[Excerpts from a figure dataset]
# # #

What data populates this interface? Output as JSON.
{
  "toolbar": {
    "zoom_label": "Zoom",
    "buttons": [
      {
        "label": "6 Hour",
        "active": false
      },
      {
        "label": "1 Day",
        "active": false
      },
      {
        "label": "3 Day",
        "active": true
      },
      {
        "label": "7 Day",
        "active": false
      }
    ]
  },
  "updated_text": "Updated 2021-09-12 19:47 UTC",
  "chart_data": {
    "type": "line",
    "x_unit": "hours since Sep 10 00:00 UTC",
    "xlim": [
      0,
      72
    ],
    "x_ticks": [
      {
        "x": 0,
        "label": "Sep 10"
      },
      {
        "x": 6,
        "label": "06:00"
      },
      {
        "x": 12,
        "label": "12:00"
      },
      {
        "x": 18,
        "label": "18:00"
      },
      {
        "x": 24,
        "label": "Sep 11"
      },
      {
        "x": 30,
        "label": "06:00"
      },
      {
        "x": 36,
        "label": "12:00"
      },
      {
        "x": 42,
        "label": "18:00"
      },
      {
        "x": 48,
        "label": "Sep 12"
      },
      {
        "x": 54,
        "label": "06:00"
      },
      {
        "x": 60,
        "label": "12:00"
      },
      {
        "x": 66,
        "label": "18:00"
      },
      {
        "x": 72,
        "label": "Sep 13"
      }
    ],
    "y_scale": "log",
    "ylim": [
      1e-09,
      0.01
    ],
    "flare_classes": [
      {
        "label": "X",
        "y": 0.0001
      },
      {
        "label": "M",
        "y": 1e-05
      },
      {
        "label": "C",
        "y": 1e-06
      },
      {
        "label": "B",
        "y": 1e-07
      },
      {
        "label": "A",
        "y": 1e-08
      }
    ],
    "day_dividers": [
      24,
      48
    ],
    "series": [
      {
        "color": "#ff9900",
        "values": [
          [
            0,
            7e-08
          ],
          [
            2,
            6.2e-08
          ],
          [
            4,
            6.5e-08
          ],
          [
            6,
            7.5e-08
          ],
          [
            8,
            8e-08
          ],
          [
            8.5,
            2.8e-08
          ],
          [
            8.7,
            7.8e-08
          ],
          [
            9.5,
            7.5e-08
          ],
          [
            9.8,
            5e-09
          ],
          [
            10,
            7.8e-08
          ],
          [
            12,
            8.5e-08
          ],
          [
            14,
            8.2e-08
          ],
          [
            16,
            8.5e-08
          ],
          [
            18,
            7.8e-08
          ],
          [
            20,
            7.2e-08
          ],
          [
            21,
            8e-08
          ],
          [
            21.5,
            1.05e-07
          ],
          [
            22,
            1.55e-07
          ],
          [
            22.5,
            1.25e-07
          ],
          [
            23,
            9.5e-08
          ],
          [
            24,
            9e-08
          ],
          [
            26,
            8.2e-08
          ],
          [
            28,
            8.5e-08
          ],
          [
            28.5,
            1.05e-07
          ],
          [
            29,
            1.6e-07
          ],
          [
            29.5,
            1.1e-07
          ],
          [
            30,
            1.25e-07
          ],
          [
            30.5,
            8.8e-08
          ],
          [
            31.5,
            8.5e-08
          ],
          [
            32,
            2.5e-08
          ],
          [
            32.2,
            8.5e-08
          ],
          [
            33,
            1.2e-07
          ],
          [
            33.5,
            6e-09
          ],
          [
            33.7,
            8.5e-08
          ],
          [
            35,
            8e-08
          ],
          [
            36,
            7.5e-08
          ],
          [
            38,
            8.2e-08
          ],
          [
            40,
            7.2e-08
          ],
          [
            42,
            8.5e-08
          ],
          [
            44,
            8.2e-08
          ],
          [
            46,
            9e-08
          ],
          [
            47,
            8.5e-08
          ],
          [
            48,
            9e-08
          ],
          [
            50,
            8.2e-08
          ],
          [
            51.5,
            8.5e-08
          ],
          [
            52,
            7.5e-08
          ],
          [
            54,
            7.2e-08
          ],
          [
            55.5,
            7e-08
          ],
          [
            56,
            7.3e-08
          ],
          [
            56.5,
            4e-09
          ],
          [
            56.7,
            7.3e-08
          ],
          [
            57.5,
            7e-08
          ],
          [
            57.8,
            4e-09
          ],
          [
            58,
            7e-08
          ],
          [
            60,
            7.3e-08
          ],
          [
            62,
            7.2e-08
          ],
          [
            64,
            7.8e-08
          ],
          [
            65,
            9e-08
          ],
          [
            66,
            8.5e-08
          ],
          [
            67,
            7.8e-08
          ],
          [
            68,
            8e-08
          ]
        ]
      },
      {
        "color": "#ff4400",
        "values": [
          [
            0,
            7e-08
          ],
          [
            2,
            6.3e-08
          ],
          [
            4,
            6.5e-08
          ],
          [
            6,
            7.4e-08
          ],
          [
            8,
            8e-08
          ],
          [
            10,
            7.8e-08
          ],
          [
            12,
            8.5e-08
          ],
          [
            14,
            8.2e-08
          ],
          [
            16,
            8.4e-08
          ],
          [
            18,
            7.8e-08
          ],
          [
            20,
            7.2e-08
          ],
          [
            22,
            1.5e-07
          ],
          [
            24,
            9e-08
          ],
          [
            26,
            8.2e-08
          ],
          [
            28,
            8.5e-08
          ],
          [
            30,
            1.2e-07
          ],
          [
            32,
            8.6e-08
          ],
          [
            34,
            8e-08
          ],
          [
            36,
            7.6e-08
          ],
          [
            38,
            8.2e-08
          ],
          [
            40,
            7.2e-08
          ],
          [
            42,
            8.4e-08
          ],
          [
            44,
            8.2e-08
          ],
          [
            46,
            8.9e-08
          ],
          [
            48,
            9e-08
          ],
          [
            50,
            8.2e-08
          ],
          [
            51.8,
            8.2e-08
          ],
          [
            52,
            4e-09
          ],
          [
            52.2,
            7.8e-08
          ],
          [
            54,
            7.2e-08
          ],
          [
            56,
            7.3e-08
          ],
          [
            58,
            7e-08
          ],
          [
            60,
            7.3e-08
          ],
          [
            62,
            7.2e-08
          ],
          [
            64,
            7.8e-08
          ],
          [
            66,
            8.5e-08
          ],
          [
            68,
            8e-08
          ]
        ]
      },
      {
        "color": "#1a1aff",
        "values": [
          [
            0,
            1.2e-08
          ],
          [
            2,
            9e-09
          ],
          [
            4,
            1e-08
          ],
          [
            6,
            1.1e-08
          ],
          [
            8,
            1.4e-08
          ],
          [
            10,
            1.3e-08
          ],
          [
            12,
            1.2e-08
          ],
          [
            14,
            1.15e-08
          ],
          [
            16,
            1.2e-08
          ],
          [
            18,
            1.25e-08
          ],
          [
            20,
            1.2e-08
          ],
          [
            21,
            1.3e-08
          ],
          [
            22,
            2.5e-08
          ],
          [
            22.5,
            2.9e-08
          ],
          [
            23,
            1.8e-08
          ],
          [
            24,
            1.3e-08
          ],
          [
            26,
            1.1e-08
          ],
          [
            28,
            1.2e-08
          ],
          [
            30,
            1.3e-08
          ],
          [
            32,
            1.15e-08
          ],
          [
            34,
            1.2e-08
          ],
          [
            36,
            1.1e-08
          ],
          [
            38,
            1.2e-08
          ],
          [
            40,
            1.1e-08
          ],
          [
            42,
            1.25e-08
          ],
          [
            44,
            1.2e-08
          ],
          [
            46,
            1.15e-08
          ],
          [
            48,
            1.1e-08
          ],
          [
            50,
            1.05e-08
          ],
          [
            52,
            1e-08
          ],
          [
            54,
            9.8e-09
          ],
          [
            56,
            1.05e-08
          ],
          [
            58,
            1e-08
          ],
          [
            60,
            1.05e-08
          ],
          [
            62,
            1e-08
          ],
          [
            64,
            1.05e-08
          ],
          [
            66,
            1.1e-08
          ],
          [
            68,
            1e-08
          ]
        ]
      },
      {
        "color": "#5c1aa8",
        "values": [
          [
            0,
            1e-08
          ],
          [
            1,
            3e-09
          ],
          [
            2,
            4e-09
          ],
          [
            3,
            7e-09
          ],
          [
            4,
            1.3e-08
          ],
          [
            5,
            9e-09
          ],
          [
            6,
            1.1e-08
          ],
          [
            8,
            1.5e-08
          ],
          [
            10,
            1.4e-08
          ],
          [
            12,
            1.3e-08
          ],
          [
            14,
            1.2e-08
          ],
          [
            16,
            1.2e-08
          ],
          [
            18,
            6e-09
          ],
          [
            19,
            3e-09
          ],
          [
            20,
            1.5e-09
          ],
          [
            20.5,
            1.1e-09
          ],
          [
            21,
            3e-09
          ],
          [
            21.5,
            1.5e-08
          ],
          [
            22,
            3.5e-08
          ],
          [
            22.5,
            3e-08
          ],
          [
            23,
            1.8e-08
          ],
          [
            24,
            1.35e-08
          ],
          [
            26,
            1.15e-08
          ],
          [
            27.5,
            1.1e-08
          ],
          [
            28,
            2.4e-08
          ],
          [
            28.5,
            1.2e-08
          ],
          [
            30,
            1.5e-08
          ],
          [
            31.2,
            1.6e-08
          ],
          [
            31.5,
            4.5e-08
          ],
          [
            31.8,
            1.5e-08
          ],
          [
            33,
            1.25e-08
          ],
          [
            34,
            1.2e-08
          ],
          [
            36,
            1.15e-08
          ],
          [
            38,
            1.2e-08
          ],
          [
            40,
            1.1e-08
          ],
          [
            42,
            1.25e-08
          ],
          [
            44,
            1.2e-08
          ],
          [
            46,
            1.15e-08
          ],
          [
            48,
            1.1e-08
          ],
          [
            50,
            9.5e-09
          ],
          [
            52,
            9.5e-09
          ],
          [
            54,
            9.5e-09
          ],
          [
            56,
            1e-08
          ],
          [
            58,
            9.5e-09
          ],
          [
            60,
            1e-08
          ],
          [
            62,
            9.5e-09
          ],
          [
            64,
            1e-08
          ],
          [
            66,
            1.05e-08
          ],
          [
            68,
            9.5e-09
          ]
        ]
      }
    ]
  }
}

# # #

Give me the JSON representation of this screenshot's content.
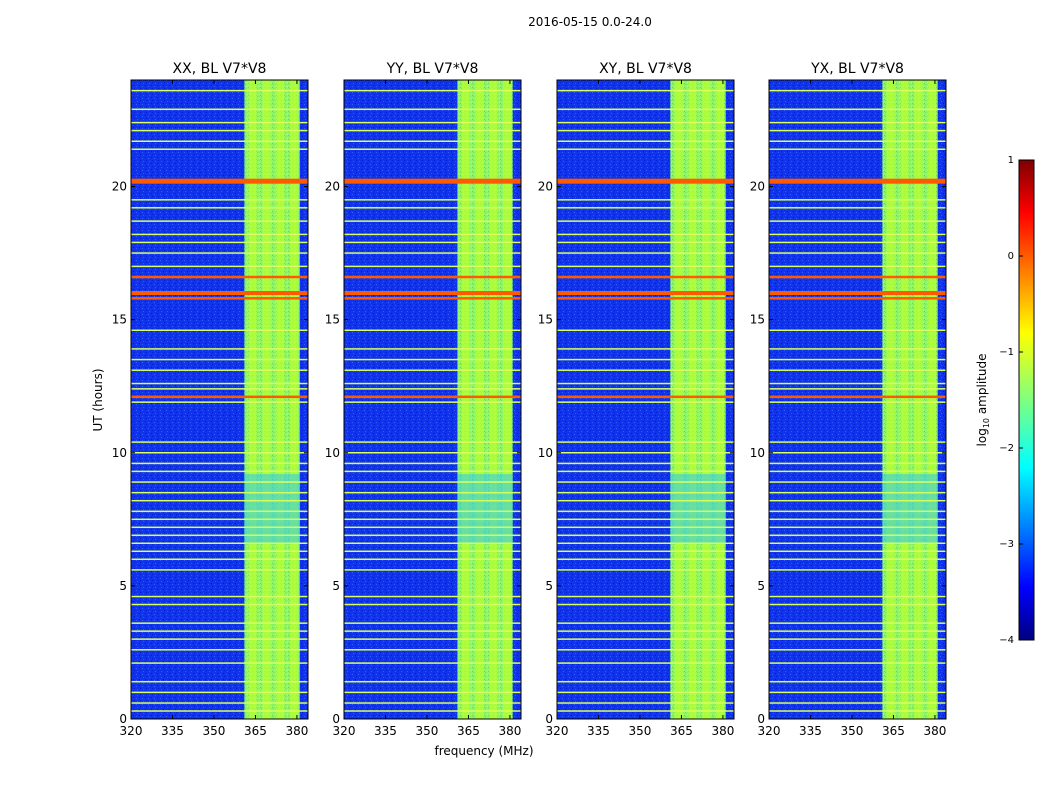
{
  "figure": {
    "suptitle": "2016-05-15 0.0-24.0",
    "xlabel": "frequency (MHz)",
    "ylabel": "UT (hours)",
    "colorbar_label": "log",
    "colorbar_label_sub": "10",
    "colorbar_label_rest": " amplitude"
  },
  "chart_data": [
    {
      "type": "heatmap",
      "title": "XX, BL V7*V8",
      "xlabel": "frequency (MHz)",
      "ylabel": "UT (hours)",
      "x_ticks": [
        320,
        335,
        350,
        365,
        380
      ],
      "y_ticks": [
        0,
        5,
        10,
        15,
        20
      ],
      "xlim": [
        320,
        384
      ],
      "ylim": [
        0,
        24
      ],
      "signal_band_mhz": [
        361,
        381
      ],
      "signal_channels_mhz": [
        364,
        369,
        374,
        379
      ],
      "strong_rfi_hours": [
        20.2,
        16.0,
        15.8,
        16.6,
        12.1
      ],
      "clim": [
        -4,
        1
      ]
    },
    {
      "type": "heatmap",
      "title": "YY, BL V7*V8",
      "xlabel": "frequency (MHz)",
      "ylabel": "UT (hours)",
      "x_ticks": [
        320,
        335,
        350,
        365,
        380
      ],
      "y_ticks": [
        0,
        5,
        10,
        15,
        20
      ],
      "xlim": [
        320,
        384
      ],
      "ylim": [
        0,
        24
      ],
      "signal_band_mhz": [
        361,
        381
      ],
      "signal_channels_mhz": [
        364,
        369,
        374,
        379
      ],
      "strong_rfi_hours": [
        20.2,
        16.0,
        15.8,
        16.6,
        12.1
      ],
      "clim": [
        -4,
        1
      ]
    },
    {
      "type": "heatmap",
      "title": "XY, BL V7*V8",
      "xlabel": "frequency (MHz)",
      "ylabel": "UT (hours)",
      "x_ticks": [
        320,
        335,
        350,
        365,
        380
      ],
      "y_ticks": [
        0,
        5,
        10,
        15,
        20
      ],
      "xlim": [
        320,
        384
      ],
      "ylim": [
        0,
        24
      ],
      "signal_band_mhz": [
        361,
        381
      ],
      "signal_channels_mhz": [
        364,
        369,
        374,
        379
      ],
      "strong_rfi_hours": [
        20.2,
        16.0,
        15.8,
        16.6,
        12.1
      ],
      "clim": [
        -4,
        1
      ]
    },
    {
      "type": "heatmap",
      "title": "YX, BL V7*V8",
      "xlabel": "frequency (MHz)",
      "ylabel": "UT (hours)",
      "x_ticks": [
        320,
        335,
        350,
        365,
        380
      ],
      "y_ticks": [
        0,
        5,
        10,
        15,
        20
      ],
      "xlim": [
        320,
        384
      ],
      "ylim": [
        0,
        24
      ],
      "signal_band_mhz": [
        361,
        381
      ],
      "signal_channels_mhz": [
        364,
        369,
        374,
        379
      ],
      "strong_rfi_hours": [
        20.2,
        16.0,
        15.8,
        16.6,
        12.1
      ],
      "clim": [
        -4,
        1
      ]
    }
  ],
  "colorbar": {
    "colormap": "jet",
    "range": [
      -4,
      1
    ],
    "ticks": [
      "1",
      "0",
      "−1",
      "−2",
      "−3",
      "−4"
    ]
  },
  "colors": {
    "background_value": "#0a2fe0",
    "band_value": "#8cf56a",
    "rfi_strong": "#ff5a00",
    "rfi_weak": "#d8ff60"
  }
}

# # #

▶ EXERCISE BRIEF:
Looking at the listing above, count the lines that contain "this" and give nothing but the number.

▶ THE RESULT:
2